> **Stated problem**
Calculate how many lines in the following records hold the word "from", and report that number without comment.

> **Information given**
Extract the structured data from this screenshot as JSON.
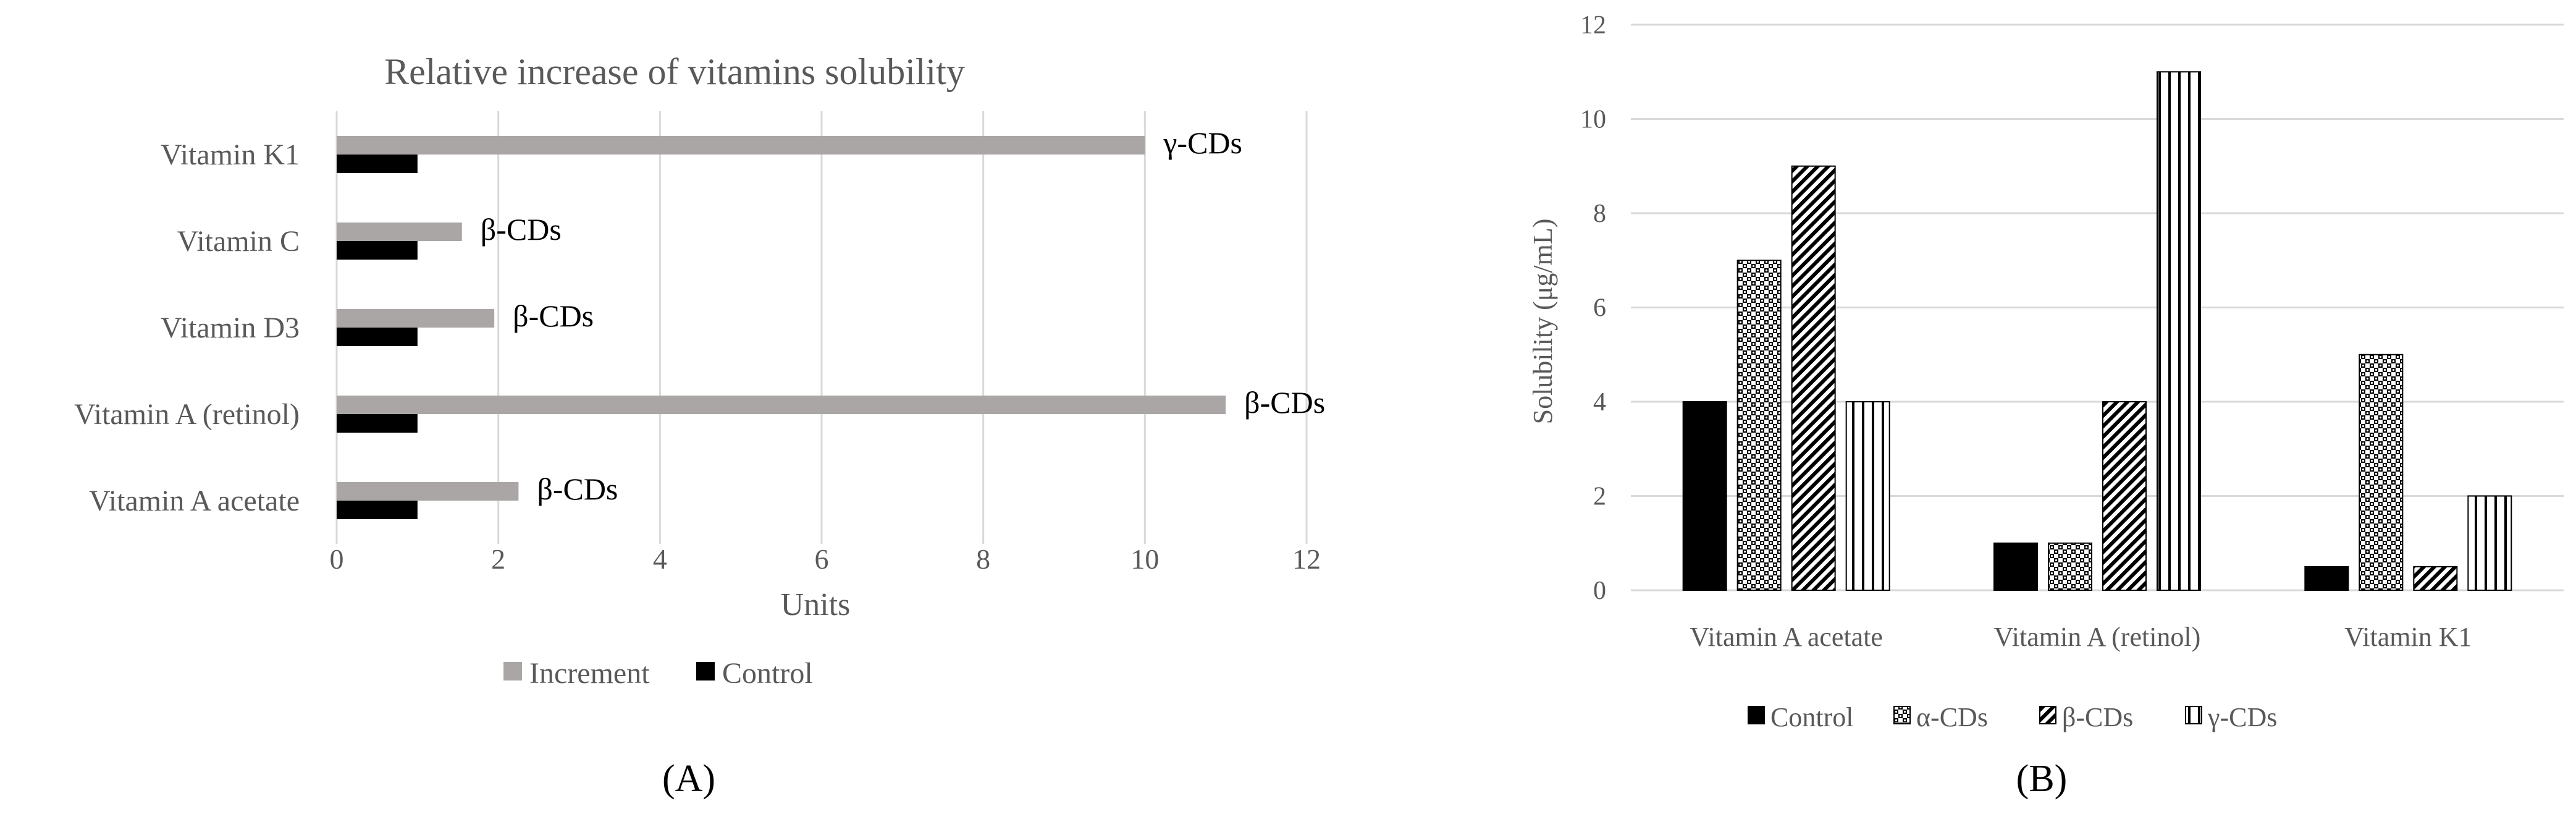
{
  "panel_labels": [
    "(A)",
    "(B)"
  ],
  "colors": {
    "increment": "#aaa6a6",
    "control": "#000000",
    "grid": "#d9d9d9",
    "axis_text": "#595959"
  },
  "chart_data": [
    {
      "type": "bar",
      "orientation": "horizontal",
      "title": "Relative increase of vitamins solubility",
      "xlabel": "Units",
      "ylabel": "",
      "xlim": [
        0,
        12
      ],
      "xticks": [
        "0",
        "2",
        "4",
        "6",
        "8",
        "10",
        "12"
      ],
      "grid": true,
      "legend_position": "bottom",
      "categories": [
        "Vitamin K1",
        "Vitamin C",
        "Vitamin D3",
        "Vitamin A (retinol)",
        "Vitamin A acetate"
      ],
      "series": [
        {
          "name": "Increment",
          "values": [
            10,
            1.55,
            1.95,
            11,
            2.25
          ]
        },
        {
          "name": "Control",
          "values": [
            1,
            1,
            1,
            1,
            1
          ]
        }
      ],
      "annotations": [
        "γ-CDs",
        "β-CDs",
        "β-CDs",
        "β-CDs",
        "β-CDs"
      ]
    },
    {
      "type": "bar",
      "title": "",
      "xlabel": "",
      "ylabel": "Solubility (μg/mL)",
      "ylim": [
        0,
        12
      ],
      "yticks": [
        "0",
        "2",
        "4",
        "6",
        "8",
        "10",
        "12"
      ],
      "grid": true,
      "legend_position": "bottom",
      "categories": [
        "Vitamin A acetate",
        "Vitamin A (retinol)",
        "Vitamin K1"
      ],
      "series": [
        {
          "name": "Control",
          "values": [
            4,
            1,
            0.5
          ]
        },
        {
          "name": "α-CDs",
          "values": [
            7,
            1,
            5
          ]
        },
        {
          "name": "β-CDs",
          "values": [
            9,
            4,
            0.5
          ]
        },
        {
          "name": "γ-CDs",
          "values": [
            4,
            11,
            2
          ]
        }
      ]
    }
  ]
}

--

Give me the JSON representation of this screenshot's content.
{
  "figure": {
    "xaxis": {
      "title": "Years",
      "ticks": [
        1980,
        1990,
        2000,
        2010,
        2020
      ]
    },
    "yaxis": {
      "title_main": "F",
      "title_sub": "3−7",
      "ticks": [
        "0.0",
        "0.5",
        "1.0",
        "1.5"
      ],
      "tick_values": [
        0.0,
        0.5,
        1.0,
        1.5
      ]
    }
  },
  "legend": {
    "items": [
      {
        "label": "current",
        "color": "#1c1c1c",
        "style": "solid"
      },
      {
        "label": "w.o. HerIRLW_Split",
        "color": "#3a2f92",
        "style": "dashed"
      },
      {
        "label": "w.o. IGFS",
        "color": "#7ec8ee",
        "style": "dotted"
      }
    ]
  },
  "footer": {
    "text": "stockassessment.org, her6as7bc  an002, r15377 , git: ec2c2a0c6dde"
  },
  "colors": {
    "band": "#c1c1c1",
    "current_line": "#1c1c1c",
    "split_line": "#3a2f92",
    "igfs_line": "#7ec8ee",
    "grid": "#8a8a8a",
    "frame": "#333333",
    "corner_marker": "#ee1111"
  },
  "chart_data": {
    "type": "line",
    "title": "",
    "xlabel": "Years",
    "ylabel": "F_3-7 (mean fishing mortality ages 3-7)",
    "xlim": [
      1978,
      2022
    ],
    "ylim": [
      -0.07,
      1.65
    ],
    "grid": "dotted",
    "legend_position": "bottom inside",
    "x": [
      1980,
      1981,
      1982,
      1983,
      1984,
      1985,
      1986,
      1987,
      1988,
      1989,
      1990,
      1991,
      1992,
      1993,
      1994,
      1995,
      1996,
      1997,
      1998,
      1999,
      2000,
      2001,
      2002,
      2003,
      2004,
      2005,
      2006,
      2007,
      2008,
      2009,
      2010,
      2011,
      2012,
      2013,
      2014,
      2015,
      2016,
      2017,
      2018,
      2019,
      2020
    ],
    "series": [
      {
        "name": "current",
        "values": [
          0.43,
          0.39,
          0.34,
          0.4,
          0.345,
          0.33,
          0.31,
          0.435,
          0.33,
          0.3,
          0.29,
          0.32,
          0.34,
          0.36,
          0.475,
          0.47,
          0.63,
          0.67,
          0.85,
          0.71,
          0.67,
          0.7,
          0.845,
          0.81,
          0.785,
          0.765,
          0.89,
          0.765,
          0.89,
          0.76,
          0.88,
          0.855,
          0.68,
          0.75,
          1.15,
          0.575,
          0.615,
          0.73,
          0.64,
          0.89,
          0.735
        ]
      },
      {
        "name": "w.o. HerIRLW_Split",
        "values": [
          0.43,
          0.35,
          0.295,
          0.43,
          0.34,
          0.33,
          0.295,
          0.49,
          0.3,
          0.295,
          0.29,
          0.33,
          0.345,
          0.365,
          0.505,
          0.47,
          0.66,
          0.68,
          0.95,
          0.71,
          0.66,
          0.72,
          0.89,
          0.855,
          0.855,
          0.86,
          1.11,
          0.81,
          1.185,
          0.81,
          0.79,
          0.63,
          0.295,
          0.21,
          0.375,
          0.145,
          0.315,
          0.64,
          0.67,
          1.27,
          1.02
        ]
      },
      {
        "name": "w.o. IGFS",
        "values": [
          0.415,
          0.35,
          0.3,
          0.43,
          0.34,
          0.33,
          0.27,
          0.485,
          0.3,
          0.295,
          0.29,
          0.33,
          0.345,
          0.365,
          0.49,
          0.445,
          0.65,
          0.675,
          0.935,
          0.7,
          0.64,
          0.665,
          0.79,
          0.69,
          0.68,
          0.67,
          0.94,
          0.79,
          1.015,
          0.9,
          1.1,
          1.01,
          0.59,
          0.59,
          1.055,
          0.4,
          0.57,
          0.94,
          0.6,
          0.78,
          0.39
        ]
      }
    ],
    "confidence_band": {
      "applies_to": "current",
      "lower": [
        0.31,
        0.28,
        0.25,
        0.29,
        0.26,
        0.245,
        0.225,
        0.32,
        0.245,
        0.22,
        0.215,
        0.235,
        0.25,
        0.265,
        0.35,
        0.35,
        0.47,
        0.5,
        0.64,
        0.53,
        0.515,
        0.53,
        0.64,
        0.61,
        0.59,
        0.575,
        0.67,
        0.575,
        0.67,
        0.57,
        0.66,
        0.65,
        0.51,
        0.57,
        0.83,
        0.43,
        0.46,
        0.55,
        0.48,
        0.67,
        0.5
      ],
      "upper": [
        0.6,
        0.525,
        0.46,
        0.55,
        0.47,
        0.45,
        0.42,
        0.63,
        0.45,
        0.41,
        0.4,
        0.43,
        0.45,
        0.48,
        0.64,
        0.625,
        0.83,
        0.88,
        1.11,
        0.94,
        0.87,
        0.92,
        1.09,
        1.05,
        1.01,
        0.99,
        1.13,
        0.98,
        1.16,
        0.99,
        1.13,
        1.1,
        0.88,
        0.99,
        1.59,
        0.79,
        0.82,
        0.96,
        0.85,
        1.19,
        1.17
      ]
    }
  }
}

---

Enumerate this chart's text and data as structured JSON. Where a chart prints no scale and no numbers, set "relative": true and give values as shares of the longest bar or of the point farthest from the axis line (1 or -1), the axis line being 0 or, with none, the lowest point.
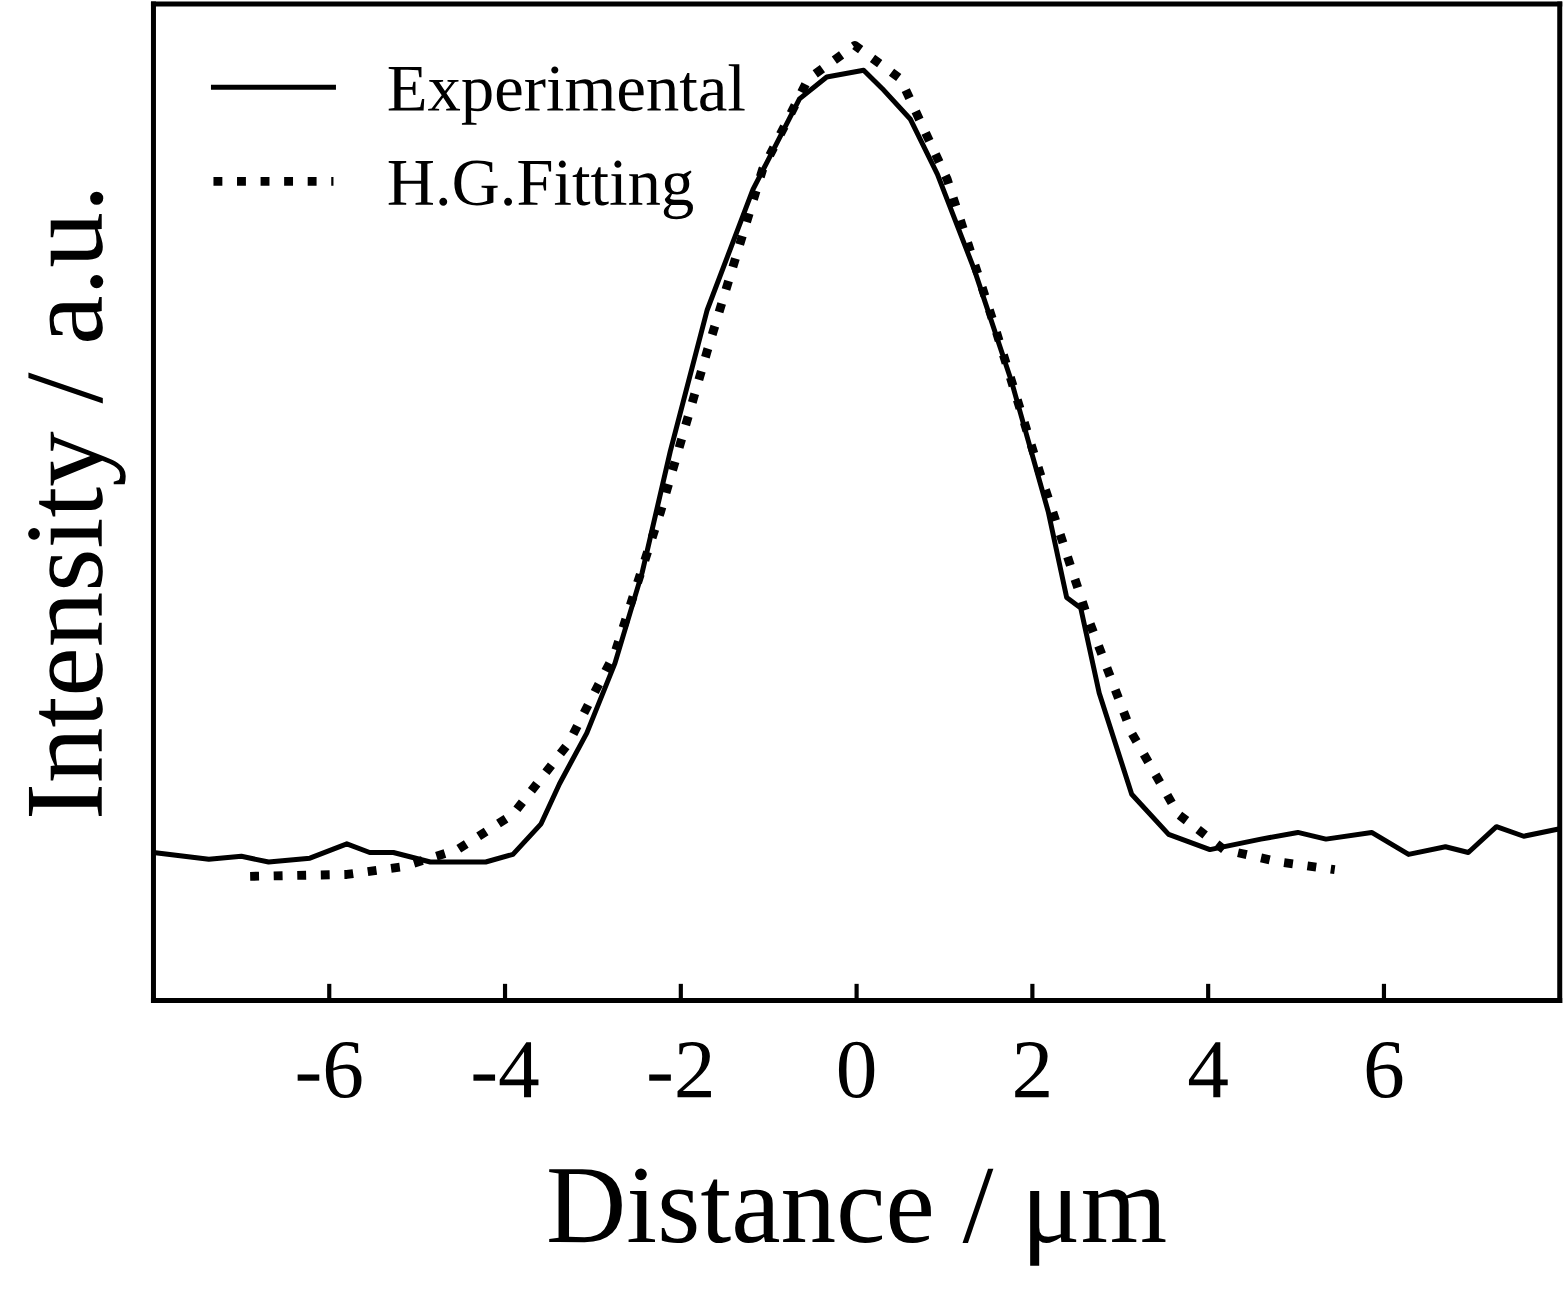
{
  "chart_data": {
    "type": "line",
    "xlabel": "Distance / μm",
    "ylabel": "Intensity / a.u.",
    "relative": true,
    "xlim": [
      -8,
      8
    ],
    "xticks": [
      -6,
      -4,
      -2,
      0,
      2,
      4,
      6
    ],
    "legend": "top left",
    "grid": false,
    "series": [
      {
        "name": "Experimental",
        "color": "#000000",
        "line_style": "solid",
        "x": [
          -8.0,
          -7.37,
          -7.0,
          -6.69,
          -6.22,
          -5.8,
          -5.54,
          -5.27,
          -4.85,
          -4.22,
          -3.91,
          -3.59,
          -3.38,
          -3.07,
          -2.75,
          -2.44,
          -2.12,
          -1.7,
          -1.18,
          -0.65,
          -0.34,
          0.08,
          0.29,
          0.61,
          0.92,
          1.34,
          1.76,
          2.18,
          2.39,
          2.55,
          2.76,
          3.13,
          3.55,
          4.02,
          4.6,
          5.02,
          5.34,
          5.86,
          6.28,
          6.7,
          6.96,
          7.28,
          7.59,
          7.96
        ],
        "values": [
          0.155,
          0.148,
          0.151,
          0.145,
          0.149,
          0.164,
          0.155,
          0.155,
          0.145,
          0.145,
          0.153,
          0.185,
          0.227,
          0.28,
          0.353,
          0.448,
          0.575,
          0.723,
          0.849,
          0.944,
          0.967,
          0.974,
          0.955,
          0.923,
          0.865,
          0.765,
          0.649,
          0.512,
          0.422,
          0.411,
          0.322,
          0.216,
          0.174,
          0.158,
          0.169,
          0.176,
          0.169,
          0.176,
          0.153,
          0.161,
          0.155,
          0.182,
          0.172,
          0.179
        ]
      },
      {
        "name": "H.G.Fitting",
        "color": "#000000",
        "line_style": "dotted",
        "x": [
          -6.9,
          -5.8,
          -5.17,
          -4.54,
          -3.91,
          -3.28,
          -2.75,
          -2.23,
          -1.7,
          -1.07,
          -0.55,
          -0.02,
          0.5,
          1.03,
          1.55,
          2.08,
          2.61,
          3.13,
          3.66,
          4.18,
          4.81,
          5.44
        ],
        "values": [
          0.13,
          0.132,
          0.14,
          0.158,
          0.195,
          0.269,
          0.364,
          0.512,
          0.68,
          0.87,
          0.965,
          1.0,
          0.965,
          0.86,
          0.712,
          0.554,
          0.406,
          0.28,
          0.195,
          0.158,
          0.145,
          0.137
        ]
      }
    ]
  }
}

> **Output of the exercise**
2